## [WHAT YOU WILL DO]
Provide only the number of lines in the listing that contain the string "bottom".

## [EXERCISE INPUT]
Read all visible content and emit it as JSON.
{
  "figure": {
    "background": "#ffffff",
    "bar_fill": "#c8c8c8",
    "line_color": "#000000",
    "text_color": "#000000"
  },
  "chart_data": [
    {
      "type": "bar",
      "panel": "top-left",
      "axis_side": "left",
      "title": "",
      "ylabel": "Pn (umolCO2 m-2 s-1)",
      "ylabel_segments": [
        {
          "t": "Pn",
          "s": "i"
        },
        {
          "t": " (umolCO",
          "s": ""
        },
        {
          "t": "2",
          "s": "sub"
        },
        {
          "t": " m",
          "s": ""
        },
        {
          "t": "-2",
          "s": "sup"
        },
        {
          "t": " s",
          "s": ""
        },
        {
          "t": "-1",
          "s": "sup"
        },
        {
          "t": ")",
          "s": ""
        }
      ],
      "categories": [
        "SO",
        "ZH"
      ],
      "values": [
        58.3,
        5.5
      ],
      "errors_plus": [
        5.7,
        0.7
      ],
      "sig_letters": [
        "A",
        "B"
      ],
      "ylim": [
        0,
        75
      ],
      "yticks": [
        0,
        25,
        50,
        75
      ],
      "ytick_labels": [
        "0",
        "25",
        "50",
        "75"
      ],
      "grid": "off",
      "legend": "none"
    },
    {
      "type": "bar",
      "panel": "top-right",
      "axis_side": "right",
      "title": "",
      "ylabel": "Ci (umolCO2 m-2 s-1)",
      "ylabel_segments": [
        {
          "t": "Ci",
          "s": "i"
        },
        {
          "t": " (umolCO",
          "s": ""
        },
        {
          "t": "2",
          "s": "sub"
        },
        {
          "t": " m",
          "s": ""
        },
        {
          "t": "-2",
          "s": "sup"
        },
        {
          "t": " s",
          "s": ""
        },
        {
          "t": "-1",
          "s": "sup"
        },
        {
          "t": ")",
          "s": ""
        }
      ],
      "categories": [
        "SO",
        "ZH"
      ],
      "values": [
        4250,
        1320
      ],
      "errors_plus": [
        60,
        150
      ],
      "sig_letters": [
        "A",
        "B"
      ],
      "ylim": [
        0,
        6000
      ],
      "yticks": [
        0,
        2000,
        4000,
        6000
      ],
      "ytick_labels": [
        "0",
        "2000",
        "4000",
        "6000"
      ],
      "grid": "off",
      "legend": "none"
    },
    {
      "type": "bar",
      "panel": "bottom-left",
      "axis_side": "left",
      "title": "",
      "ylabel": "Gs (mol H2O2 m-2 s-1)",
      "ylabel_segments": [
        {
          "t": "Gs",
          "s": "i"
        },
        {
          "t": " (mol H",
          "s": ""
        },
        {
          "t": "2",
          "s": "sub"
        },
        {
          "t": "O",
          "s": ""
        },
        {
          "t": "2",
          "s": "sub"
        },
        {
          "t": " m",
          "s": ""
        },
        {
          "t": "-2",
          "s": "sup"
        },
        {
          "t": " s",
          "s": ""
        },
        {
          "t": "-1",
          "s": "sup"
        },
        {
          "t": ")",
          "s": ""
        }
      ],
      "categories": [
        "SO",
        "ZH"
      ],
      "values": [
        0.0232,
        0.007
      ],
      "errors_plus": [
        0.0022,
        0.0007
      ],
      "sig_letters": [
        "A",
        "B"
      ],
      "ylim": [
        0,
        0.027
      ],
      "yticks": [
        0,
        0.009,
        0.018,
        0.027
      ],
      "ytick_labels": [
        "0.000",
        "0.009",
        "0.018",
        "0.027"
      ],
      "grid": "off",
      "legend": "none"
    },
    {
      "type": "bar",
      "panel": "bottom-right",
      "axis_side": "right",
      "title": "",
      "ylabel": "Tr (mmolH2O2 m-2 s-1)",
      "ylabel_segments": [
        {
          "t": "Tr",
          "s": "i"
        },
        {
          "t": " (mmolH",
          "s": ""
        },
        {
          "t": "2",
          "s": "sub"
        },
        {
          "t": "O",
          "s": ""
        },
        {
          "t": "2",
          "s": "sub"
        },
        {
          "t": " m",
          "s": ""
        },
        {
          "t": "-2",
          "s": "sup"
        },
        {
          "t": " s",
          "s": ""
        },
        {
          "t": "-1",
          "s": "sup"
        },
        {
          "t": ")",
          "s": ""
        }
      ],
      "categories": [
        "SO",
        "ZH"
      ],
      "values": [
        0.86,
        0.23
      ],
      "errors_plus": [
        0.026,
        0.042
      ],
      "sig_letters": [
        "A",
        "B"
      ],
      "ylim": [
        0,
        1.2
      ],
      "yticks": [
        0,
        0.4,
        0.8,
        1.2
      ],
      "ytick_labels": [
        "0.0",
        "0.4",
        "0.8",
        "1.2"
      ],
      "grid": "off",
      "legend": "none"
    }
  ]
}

## [SOLUTION FOR THIS EXERCISE]
2